(Extracted data entries)
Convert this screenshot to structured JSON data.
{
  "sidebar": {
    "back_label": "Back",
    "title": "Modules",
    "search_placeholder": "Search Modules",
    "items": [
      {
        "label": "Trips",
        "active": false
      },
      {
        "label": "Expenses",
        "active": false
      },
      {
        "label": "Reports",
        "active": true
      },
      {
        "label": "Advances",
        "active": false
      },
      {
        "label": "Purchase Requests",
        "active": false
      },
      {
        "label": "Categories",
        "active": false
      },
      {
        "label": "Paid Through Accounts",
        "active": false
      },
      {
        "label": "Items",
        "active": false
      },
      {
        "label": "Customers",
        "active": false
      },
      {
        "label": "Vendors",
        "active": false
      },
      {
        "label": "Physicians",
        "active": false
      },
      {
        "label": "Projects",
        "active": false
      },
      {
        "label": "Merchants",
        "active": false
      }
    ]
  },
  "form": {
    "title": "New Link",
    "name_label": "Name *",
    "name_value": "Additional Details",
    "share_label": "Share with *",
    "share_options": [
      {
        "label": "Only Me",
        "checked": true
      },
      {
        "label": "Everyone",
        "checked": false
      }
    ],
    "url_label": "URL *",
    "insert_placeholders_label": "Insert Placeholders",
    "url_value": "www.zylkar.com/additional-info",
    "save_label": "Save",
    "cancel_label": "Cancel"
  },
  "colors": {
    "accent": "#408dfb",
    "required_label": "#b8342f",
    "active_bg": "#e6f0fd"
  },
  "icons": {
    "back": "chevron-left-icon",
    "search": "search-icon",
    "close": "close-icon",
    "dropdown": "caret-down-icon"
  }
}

- **To do**: Copy the material above verbatim.

- **Exercise solution**:
Convert this screenshot to structured JSON data.
{
  "sidebar": {
    "back_label": "Back",
    "title": "Modules",
    "search_placeholder": "Search Modules",
    "items": [
      {
        "label": "Trips",
        "active": false
      },
      {
        "label": "Expenses",
        "active": false
      },
      {
        "label": "Reports",
        "active": true
      },
      {
        "label": "Advances",
        "active": false
      },
      {
        "label": "Purchase Requests",
        "active": false
      },
      {
        "label": "Categories",
        "active": false
      },
      {
        "label": "Paid Through Accounts",
        "active": false
      },
      {
        "label": "Items",
        "active": false
      },
      {
        "label": "Customers",
        "active": false
      },
      {
        "label": "Vendors",
        "active": false
      },
      {
        "label": "Physicians",
        "active": false
      },
      {
        "label": "Projects",
        "active": false
      },
      {
        "label": "Merchants",
        "active": false
      }
    ]
  },
  "form": {
    "title": "New Link",
    "name_label": "Name *",
    "name_value": "Additional Details",
    "share_label": "Share with *",
    "share_options": [
      {
        "label": "Only Me",
        "checked": true
      },
      {
        "label": "Everyone",
        "checked": false
      }
    ],
    "url_label": "URL *",
    "insert_placeholders_label": "Insert Placeholders",
    "url_value": "www.zylkar.com/additional-info",
    "save_label": "Save",
    "cancel_label": "Cancel"
  },
  "colors": {
    "accent": "#408dfb",
    "required_label": "#b8342f",
    "active_bg": "#e6f0fd"
  },
  "icons": {
    "back": "chevron-left-icon",
    "search": "search-icon",
    "close": "close-icon",
    "dropdown": "caret-down-icon"
  }
}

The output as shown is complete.